[Data entries for graphics]
[Start]

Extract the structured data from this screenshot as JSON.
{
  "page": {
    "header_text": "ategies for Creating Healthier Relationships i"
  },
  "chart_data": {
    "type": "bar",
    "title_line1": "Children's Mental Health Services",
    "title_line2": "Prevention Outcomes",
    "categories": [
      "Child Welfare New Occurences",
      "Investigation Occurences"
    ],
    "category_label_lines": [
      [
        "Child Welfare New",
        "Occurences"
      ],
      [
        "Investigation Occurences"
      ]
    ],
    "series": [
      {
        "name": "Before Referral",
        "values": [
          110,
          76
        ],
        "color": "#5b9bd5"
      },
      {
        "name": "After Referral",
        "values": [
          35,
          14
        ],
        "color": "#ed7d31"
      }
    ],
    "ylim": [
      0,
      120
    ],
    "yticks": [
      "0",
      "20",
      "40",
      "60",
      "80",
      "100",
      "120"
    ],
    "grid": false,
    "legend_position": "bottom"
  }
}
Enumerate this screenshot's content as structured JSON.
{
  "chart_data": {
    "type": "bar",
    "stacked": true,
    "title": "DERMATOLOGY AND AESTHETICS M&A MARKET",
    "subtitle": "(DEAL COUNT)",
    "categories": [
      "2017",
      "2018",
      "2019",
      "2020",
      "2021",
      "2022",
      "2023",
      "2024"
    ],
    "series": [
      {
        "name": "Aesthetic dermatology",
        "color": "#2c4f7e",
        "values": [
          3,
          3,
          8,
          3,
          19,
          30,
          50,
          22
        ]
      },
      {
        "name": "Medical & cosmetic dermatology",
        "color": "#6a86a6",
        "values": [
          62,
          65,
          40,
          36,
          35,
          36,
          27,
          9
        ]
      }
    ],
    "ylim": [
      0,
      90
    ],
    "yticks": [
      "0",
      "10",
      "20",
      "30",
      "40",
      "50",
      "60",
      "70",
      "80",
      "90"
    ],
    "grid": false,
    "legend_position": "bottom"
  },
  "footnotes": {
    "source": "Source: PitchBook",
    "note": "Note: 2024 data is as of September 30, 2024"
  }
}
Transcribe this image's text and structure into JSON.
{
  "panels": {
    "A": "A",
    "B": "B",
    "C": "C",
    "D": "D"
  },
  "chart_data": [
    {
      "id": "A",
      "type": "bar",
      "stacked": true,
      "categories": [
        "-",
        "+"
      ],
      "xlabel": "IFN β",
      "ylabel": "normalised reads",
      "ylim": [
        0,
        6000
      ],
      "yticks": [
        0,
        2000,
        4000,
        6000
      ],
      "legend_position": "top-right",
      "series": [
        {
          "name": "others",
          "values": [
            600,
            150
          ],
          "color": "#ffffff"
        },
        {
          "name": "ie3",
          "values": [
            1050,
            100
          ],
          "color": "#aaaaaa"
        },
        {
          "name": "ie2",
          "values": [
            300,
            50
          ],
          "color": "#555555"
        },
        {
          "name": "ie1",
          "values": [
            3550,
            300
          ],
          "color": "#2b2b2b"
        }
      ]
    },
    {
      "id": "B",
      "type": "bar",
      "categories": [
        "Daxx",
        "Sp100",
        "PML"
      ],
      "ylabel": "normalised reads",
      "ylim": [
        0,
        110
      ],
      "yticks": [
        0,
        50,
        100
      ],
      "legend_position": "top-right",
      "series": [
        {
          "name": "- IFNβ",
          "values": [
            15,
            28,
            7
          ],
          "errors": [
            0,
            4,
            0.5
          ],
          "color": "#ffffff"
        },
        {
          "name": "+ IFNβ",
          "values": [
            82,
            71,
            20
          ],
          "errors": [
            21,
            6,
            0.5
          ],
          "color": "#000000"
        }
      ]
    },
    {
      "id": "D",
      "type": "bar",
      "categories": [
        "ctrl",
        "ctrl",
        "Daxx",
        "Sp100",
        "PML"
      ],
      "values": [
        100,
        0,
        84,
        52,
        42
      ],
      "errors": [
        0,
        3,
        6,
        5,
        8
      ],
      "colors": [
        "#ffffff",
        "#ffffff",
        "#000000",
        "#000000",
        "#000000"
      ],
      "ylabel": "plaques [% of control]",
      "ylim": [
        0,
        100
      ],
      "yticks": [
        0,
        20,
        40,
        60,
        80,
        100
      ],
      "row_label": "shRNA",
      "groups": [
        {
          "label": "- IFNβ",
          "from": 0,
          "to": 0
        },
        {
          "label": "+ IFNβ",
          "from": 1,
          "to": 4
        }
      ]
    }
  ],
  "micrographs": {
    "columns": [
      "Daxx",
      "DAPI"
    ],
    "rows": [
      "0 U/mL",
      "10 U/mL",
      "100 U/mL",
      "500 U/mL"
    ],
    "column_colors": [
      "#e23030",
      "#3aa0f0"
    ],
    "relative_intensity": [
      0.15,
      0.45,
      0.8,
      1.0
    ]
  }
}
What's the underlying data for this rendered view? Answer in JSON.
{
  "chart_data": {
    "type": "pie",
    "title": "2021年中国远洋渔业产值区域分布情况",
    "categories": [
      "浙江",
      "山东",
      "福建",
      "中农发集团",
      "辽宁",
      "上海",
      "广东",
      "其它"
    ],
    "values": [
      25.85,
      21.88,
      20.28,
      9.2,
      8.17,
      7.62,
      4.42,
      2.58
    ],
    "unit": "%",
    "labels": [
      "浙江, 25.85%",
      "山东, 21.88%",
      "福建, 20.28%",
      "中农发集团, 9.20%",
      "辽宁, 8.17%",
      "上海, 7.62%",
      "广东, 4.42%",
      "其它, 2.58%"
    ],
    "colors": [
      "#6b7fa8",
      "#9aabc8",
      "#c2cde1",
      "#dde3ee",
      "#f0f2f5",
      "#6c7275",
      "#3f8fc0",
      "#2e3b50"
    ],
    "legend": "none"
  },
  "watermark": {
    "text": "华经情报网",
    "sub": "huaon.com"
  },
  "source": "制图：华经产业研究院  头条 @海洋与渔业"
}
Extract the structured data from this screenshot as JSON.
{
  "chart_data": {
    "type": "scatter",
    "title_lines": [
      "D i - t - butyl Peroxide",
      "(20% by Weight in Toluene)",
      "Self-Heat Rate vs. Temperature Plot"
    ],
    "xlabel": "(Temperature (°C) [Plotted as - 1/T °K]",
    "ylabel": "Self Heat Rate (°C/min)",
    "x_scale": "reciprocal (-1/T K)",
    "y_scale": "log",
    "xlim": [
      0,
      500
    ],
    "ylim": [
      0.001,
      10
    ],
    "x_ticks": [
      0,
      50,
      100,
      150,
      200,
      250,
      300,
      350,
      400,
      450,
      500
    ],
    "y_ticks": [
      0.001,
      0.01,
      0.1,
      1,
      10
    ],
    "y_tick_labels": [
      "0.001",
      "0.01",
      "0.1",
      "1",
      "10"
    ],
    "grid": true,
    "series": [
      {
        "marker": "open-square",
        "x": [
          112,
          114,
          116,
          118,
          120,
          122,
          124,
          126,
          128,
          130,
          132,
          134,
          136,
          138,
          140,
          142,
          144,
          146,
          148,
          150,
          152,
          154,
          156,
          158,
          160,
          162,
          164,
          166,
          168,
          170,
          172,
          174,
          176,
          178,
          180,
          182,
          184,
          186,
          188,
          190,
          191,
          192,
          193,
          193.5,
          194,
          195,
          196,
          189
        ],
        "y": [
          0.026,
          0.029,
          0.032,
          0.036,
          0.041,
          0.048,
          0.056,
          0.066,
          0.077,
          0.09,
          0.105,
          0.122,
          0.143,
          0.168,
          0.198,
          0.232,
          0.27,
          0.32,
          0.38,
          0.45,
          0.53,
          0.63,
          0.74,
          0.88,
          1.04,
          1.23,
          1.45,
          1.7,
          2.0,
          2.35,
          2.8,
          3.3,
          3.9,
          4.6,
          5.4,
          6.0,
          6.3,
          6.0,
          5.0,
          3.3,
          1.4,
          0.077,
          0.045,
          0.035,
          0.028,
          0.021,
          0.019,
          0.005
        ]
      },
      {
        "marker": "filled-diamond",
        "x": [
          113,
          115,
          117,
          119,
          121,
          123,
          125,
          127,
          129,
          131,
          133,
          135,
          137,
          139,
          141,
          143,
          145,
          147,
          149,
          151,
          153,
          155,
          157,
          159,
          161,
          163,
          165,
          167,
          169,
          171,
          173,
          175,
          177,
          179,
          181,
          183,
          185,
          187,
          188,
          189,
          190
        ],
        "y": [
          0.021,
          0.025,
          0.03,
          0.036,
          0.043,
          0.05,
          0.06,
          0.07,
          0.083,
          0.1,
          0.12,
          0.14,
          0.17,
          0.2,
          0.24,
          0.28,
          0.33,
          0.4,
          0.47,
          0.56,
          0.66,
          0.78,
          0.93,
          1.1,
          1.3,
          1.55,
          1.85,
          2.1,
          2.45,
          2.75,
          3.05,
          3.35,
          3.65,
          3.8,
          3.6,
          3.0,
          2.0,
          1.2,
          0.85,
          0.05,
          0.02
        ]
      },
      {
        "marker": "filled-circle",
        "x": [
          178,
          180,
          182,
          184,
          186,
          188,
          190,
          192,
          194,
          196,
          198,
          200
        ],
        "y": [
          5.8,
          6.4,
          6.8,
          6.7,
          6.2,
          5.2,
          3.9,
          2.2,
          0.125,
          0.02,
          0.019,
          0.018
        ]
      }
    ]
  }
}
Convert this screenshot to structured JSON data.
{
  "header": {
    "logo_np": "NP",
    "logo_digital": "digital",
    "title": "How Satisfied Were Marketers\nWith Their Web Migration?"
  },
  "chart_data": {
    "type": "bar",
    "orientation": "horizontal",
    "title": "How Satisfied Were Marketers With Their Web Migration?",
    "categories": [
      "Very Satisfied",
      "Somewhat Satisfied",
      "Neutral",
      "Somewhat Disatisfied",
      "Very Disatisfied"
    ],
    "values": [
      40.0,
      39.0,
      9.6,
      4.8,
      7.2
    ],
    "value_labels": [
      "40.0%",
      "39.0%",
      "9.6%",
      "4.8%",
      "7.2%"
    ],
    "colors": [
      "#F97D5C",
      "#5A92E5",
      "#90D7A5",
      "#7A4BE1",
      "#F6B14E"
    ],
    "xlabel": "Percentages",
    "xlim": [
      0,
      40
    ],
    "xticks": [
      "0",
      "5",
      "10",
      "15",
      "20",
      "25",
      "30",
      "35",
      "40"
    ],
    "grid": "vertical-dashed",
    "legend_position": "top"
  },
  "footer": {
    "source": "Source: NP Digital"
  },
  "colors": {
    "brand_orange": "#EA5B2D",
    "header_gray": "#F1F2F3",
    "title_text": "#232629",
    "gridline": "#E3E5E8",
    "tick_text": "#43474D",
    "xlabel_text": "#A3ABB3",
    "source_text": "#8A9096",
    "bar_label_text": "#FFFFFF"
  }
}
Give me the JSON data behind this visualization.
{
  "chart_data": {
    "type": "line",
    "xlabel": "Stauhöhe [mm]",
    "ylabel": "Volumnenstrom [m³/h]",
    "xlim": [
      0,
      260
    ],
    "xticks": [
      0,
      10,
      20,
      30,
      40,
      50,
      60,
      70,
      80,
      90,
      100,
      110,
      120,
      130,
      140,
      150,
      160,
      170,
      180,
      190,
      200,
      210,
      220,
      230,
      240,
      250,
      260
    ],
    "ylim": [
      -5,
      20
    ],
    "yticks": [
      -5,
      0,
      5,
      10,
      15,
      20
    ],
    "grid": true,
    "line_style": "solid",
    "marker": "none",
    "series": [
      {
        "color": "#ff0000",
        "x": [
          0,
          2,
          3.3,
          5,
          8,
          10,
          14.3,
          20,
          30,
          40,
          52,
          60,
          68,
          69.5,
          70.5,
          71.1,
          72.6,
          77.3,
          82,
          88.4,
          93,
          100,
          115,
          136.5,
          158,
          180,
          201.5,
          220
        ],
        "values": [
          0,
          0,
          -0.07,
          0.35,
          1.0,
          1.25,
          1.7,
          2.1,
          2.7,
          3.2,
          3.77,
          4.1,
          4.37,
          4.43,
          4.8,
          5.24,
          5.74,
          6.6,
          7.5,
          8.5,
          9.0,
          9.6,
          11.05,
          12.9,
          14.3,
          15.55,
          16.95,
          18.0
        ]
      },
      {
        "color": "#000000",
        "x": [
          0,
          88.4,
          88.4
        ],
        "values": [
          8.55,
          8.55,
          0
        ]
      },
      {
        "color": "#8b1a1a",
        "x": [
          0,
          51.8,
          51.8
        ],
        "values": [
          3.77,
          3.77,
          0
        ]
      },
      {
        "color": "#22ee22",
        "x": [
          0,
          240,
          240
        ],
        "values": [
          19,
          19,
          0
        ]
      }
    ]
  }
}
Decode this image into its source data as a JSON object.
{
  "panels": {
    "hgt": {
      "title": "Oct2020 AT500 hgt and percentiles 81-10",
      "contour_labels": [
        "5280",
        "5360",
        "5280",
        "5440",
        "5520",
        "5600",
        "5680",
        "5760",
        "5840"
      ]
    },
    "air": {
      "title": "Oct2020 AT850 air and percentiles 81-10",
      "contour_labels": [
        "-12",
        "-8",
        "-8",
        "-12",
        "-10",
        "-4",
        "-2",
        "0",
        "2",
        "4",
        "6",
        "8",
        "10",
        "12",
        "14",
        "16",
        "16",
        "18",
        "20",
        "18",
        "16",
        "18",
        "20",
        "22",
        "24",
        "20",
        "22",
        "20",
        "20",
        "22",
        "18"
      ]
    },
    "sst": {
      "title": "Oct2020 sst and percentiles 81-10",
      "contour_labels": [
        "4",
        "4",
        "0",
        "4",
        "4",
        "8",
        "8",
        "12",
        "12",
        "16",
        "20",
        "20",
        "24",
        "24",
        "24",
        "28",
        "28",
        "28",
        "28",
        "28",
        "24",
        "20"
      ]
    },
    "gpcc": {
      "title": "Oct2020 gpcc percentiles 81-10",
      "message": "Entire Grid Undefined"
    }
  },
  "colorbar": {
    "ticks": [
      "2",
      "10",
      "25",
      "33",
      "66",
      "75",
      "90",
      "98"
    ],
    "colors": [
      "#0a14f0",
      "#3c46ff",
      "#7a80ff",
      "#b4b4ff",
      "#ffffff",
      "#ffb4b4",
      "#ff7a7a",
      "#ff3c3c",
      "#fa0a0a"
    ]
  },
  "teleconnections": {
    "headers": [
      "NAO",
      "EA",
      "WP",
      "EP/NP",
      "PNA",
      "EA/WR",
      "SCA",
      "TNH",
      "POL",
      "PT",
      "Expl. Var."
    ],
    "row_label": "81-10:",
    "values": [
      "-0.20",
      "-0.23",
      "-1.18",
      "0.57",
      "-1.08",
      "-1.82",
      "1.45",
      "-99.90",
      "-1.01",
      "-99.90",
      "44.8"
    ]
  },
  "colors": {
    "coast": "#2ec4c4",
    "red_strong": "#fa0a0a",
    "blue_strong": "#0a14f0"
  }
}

[End]

→ Exercise description
Lines containing the word "image" are to be tallied; report only the total.

→ Solution below
2